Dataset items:
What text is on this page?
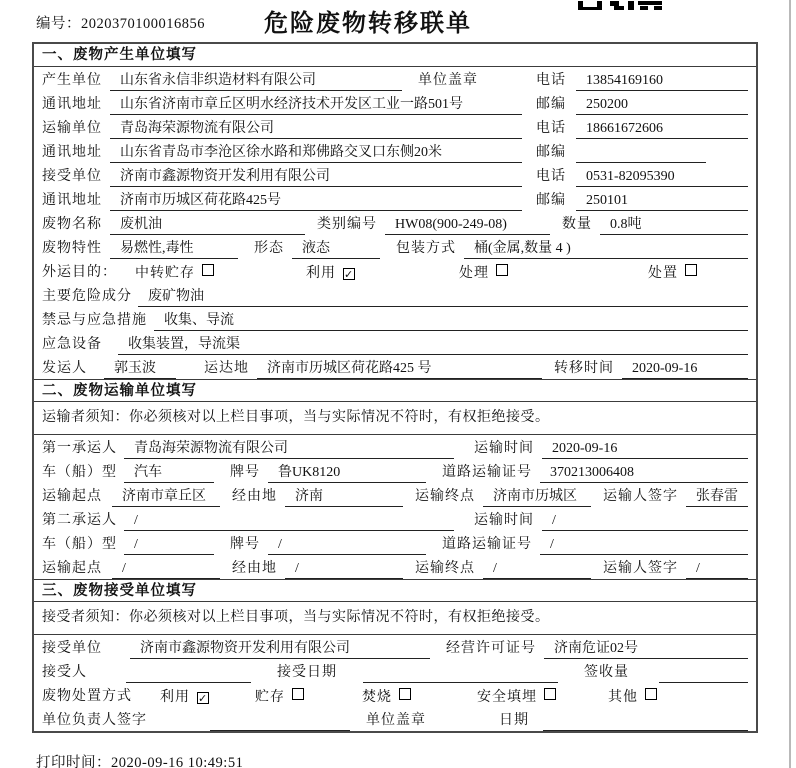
编号：2020370100016856	危险废物转移联单
一、废物产生单位填写
产生单位	山东省永信非织造材料有限公司	单位盖章	电话	13854169160
通讯地址	山东省济南市章丘区明水经济技术开发区工业一路501号	邮编	250200
运输单位	青岛海荣源物流有限公司	电话	18661672606
通讯地址	山东省青岛市李沧区徐水路和郑佛路交叉口东侧20米	邮编
接受单位	济南市鑫源物资开发利用有限公司	电话	0531-82095390
通讯地址	济南市历城区荷花路425号	邮编	250101
废物名称	废机油	类别编号	HW08(900-249-08)	数量	0.8吨
废物特性	易燃性,毒性	形态	液态	包装方式	桶(金属,数量 4 )
外运目的： 中转贮存	利用 ✓	处理	处置
主要危险成分	废矿物油
禁忌与应急措施	收集、导流
应急设备	收集装置，导流渠
发运人	郭玉波	运达地	济南市历城区荷花路425 号	转移时间	2020-09-16
二、废物运输单位填写
运输者须知：你必须核对以上栏目事项，当与实际情况不符时，有权拒绝接受。
第一承运人	青岛海荣源物流有限公司	运输时间	2020-09-16
车（船）型	汽车	牌号	鲁UK8120	道路运输证号	370213006408
运输起点	济南市章丘区	经由地	济南	运输终点	济南市历城区	运输人签字	张春雷
第二承运人	/	运输时间	/
车（船）型	/	牌号	/	道路运输证号	/
运输起点	/	经由地	/	运输终点	/	运输人签字	/
三、废物接受单位填写
接受者须知：你必须核对以上栏目事项，当与实际情况不符时，有权拒绝接受。
接受单位	济南市鑫源物资开发利用有限公司	经营许可证号	济南危证02号
接受人	接受日期	签收量
废物处置方式 利用 ✓	贮存	焚烧	安全填埋	其他
单位负责人签字	单位盖章	日期
打印时间：2020-09-16 10:49:51
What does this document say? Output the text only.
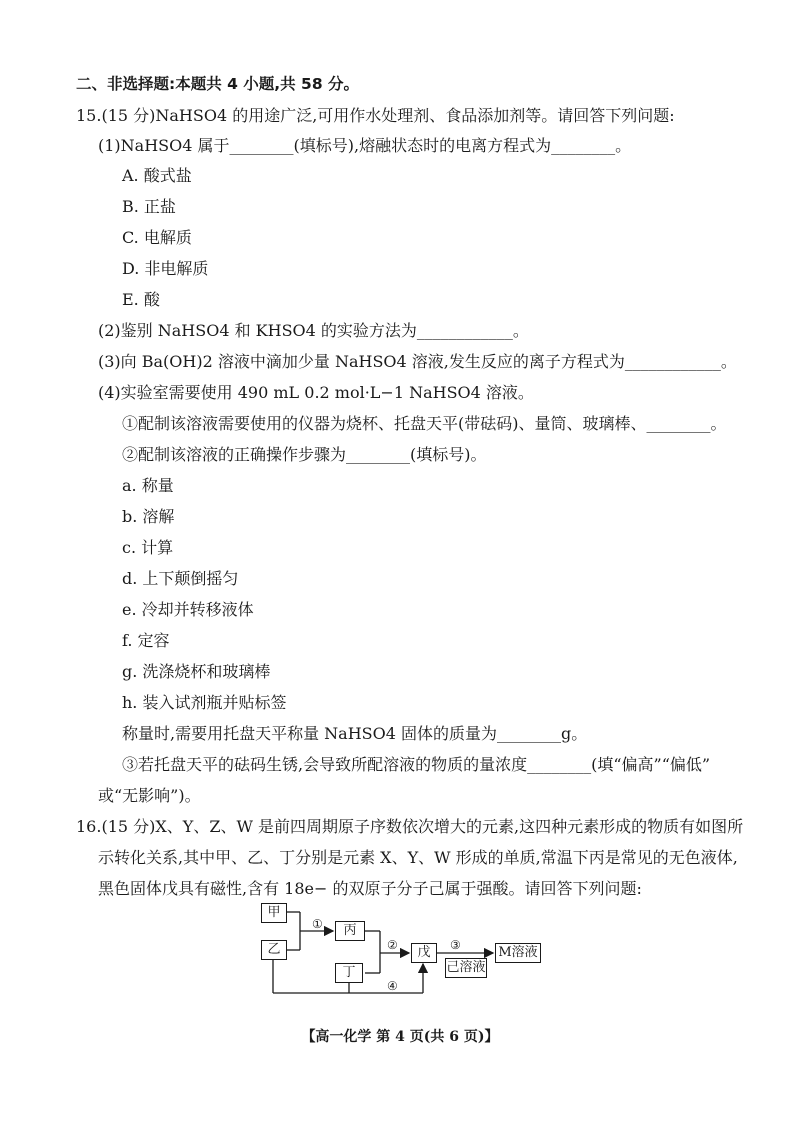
二、非选择题:本题共 4 小题,共 58 分。
15.(15 分)NaHSO4 的用途广泛,可用作水处理剂、食品添加剂等。请回答下列问题:
(1)NaHSO4 属于________(填标号),熔融状态时的电离方程式为________。
A. 酸式盐
B. 正盐
C. 电解质
D. 非电解质
E. 酸
(2)鉴别 NaHSO4 和 KHSO4 的实验方法为____________。
(3)向 Ba(OH)2 溶液中滴加少量 NaHSO4 溶液,发生反应的离子方程式为____________。
(4)实验室需要使用 490 mL 0.2 mol·L−1 NaHSO4 溶液。
①配制该溶液需要使用的仪器为烧杯、托盘天平(带砝码)、量筒、玻璃棒、________。
②配制该溶液的正确操作步骤为________(填标号)。
a. 称量
b. 溶解
c. 计算
d. 上下颠倒摇匀
e. 冷却并转移液体
f. 定容
g. 洗涤烧杯和玻璃棒
h. 装入试剂瓶并贴标签
称量时,需要用托盘天平称量 NaHSO4 固体的质量为________g。
③若托盘天平的砝码生锈,会导致所配溶液的物质的量浓度________(填“偏高”“偏低”
或“无影响”)。
16.(15 分)X、Y、Z、W 是前四周期原子序数依次增大的元素,这四种元素形成的物质有如图所
示转化关系,其中甲、乙、丁分别是元素 X、Y、W 形成的单质,常温下丙是常见的无色液体,
黑色固体戊具有磁性,含有 18e− 的双原子分子己属于强酸。请回答下列问题:
甲
乙
丙
丁
戊
己溶液
M溶液
①
②	③
④
【高一化学 第 4 页(共 6 页)】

YOUR TASK>
Repeat the lines above exactly, and keep every picture out.

FINAL RESULT>
What text is on this page?
编号：2020370100016856	危险废物转移联单
一、废物产生单位填写
产生单位	山东省永信非织造材料有限公司	单位盖章	电话	13854169160
通讯地址	山东省济南市章丘区明水经济技术开发区工业一路501号	邮编	250200
运输单位	青岛海荣源物流有限公司	电话	18661672606
通讯地址	山东省青岛市李沧区徐水路和郑佛路交叉口东侧20米	邮编
接受单位	济南市鑫源物资开发利用有限公司	电话	0531-82095390
通讯地址	济南市历城区荷花路425号	邮编	250101
废物名称	废机油	类别编号	HW08(900-249-08)	数量	0.8吨
废物特性	易燃性,毒性	形态	液态	包装方式	桶(金属,数量 4 )
外运目的： 中转贮存	利用 ✓	处理	处置
主要危险成分	废矿物油
禁忌与应急措施	收集、导流
应急设备	收集装置，导流渠
发运人	郭玉波	运达地	济南市历城区荷花路425 号	转移时间	2020-09-16
二、废物运输单位填写
运输者须知：你必须核对以上栏目事项，当与实际情况不符时，有权拒绝接受。
第一承运人	青岛海荣源物流有限公司	运输时间	2020-09-16
车（船）型	汽车	牌号	鲁UK8120	道路运输证号	370213006408
运输起点	济南市章丘区	经由地	济南	运输终点	济南市历城区	运输人签字	张春雷
第二承运人	/	运输时间	/
车（船）型	/	牌号	/	道路运输证号	/
运输起点	/	经由地	/	运输终点	/	运输人签字	/
三、废物接受单位填写
接受者须知：你必须核对以上栏目事项，当与实际情况不符时，有权拒绝接受。
接受单位	济南市鑫源物资开发利用有限公司	经营许可证号	济南危证02号
接受人	接受日期	签收量
废物处置方式 利用 ✓	贮存	焚烧	安全填埋	其他
单位负责人签字	单位盖章	日期
打印时间：2020-09-16 10:49:51
What does this document say? Output the text only.
二、非选择题:本题共 4 小题,共 58 分。
15.(15 分)NaHSO4 的用途广泛,可用作水处理剂、食品添加剂等。请回答下列问题:
(1)NaHSO4 属于________(填标号),熔融状态时的电离方程式为________。
A. 酸式盐
B. 正盐
C. 电解质
D. 非电解质
E. 酸
(2)鉴别 NaHSO4 和 KHSO4 的实验方法为____________。
(3)向 Ba(OH)2 溶液中滴加少量 NaHSO4 溶液,发生反应的离子方程式为____________。
(4)实验室需要使用 490 mL 0.2 mol·L−1 NaHSO4 溶液。
①配制该溶液需要使用的仪器为烧杯、托盘天平(带砝码)、量筒、玻璃棒、________。
②配制该溶液的正确操作步骤为________(填标号)。
a. 称量
b. 溶解
c. 计算
d. 上下颠倒摇匀
e. 冷却并转移液体
f. 定容
g. 洗涤烧杯和玻璃棒
h. 装入试剂瓶并贴标签
称量时,需要用托盘天平称量 NaHSO4 固体的质量为________g。
③若托盘天平的砝码生锈,会导致所配溶液的物质的量浓度________(填“偏高”“偏低”
或“无影响”)。
16.(15 分)X、Y、Z、W 是前四周期原子序数依次增大的元素,这四种元素形成的物质有如图所
示转化关系,其中甲、乙、丁分别是元素 X、Y、W 形成的单质,常温下丙是常见的无色液体,
黑色固体戊具有磁性,含有 18e− 的双原子分子己属于强酸。请回答下列问题:
甲
乙
丙
丁
戊
己溶液
M溶液
①
②	③
④
【高一化学 第 4 页(共 6 页)】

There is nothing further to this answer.